=== PROBLEM DESCRIPTION ===
Which lines of the records contain "Religion"? Collect every one of them.

=== INPUT ===
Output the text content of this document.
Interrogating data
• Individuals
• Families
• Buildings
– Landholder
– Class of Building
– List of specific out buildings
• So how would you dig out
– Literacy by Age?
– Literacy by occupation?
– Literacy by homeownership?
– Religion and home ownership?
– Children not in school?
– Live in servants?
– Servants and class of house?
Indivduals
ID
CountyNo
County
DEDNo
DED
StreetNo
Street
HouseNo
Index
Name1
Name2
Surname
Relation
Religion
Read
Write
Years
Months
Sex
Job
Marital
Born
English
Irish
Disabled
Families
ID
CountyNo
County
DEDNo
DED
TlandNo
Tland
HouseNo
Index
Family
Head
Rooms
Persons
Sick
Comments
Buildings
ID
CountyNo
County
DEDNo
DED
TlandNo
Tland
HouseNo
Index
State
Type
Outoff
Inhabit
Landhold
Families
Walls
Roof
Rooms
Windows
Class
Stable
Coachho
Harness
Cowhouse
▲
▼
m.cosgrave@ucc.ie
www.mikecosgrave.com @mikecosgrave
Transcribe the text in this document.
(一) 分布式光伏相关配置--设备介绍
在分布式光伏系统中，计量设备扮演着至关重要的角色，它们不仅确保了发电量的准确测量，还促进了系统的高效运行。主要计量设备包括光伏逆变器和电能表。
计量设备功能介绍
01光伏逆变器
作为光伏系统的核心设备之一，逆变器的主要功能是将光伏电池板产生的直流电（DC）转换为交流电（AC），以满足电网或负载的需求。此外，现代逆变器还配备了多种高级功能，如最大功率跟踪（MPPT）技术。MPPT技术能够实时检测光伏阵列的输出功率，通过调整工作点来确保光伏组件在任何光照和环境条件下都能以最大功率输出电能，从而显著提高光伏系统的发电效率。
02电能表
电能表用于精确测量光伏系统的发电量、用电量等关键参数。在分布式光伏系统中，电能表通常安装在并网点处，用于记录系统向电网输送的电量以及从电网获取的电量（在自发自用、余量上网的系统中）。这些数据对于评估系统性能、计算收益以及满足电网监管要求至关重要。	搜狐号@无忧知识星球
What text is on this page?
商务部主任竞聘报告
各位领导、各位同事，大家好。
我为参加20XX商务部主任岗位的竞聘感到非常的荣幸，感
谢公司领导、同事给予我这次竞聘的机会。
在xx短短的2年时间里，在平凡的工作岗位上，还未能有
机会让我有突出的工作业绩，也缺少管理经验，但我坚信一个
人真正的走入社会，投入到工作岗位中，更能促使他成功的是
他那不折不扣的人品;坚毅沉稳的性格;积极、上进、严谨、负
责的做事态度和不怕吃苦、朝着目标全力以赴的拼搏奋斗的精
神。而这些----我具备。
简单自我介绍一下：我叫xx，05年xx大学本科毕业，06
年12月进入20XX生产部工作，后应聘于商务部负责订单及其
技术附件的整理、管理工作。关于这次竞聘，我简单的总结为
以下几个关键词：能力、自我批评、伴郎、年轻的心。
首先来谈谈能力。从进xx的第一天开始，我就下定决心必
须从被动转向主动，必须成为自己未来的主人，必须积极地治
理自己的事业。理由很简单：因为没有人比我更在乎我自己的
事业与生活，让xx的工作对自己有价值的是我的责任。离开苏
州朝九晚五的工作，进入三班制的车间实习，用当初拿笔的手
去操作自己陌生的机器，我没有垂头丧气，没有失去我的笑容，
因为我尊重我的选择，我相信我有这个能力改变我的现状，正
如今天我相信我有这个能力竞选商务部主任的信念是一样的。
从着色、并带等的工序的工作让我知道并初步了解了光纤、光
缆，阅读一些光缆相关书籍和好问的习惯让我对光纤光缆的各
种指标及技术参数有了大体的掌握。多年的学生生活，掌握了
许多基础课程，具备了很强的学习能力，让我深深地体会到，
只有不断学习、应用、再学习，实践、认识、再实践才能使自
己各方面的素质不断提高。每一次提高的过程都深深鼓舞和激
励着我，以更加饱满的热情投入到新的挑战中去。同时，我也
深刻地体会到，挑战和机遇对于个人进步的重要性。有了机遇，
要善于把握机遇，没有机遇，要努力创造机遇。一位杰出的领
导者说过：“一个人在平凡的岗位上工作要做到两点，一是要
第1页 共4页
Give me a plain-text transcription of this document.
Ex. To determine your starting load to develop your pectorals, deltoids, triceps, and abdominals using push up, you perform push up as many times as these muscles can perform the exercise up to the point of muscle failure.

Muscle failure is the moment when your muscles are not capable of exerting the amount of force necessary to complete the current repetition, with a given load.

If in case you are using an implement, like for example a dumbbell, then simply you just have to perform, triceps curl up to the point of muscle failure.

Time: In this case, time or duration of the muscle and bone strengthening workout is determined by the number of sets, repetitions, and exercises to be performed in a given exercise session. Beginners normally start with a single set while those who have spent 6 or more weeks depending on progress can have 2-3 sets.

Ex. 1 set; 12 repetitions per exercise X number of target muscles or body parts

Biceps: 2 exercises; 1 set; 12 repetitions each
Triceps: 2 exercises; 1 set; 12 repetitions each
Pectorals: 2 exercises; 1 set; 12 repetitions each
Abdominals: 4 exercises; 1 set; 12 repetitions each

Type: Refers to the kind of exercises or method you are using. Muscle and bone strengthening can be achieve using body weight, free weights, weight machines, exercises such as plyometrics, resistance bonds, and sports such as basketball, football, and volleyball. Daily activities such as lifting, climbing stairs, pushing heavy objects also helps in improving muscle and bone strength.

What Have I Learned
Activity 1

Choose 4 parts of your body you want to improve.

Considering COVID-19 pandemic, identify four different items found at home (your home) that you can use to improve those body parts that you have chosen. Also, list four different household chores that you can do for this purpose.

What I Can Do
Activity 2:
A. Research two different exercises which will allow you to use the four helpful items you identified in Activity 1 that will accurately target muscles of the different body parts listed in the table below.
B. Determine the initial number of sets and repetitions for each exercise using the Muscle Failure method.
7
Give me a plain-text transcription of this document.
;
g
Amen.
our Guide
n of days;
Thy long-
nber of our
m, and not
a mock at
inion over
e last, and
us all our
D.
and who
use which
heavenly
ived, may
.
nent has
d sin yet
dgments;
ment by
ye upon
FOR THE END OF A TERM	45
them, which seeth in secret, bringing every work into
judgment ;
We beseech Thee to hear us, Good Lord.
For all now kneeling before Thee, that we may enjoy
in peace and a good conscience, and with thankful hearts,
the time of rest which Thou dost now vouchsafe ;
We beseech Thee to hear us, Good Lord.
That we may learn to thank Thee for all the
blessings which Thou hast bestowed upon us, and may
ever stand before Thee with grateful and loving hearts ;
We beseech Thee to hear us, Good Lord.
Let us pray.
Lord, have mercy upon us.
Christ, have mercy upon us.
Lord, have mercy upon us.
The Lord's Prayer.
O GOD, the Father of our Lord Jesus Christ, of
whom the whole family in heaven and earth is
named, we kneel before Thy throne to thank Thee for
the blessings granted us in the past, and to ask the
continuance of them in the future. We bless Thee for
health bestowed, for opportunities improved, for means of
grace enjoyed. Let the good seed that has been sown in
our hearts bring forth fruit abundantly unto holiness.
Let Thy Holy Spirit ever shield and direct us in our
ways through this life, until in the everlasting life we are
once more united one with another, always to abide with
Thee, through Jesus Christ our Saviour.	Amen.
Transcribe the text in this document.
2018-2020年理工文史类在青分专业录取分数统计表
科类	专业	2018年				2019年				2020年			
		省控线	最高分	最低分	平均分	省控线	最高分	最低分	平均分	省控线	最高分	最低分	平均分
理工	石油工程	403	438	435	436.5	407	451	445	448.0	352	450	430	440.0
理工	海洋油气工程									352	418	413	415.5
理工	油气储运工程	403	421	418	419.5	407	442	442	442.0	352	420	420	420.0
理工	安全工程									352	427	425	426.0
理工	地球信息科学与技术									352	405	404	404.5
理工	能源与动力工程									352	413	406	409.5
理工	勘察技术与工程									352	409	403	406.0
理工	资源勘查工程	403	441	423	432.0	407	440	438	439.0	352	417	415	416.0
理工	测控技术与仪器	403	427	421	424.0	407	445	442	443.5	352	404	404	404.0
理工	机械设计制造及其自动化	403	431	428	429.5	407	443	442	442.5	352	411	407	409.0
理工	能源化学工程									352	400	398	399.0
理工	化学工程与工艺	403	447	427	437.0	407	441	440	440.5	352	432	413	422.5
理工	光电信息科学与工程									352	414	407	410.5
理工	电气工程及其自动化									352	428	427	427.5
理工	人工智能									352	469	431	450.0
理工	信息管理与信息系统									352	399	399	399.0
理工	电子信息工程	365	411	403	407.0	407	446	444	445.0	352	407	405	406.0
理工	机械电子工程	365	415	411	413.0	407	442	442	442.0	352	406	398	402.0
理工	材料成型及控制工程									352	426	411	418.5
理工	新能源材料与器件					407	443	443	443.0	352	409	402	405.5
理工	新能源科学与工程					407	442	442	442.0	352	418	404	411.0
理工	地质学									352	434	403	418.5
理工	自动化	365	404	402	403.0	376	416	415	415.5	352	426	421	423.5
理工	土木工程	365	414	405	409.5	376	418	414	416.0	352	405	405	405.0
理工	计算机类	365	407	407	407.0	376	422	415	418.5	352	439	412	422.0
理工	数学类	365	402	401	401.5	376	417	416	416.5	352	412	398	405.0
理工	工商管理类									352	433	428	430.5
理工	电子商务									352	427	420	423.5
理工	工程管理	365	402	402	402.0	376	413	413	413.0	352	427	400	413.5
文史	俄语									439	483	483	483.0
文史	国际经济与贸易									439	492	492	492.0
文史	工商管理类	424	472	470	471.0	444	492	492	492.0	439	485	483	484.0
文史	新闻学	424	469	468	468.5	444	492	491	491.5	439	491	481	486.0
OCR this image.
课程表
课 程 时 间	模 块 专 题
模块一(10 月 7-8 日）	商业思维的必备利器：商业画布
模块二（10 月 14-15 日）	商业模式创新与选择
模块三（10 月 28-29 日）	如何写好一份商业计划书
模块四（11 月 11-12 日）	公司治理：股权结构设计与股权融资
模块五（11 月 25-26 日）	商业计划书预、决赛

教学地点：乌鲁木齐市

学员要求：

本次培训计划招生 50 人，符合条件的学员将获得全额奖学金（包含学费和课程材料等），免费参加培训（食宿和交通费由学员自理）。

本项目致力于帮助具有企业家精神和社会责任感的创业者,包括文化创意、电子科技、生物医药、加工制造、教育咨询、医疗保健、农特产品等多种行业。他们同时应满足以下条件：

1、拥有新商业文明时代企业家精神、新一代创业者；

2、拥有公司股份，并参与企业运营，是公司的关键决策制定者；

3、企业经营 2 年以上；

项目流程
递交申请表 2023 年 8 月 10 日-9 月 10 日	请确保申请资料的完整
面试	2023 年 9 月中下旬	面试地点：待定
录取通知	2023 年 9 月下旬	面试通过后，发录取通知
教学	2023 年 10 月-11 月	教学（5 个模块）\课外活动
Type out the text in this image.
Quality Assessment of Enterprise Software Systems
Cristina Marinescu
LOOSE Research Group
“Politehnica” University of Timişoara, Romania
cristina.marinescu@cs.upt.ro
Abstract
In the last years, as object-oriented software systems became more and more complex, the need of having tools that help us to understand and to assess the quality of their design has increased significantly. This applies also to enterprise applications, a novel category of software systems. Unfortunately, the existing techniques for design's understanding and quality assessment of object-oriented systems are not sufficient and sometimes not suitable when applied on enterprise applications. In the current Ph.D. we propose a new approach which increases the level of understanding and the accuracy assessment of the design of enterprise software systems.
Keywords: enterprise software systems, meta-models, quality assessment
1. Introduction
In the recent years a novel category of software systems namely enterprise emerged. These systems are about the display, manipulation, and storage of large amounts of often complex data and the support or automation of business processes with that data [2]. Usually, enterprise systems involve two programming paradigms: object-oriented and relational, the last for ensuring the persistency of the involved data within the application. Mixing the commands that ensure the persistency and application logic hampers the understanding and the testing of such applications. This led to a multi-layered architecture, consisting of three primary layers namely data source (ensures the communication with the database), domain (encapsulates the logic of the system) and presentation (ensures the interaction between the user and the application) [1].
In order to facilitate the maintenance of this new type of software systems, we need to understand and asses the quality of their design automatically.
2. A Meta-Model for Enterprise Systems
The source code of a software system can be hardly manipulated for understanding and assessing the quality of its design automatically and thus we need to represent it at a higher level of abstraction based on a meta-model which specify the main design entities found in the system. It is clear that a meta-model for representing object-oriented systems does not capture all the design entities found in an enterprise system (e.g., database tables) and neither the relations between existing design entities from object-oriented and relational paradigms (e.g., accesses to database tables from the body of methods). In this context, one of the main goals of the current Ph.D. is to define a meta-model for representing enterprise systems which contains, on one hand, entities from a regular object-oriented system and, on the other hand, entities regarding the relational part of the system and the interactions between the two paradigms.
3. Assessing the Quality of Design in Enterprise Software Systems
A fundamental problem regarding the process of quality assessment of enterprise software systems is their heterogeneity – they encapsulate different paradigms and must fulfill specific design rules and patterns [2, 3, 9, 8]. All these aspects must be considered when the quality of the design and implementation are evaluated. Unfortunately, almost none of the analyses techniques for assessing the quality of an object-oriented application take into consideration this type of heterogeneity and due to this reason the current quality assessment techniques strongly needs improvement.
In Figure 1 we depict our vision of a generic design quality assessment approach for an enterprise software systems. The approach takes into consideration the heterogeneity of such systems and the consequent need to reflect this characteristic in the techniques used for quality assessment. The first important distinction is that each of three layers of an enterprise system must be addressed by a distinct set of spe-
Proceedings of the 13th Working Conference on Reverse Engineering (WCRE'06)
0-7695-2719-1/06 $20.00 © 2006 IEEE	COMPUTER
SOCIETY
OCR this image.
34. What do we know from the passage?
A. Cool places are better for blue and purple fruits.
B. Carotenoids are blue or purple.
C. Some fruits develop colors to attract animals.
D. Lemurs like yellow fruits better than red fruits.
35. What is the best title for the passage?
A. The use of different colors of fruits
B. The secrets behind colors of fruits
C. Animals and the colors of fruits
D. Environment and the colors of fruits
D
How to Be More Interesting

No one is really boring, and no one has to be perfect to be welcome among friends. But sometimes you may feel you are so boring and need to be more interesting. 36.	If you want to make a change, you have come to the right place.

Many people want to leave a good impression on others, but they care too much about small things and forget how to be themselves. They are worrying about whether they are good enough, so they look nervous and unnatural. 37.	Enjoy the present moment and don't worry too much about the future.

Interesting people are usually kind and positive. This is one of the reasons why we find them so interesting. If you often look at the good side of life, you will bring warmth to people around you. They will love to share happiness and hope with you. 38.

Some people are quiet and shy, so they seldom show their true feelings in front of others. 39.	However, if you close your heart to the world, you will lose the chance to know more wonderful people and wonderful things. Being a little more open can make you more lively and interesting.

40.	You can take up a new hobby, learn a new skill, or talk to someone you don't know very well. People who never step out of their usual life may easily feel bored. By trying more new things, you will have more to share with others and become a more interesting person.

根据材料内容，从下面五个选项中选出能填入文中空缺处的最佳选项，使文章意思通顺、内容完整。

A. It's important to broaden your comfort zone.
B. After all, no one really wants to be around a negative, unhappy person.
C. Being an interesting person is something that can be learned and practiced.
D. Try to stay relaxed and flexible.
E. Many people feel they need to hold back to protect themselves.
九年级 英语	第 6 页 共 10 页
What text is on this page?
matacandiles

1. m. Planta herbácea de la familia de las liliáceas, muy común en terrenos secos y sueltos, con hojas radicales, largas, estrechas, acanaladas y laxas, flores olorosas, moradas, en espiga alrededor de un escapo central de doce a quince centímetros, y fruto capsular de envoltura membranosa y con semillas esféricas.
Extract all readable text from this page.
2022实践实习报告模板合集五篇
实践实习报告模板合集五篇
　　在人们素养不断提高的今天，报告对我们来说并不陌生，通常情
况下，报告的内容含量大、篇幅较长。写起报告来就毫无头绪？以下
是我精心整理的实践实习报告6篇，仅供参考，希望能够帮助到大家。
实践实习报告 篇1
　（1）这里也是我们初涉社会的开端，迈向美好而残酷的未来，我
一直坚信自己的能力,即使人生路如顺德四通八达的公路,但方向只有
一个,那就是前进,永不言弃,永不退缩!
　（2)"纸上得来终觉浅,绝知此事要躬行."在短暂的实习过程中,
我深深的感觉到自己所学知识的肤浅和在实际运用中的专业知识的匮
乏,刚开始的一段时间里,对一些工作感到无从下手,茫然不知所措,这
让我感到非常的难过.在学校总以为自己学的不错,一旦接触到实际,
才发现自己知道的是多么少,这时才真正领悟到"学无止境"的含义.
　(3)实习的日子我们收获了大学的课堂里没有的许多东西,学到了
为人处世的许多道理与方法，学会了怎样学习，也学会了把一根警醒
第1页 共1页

=== ANSWER BELOW ===
– Religion and home ownership?
Religion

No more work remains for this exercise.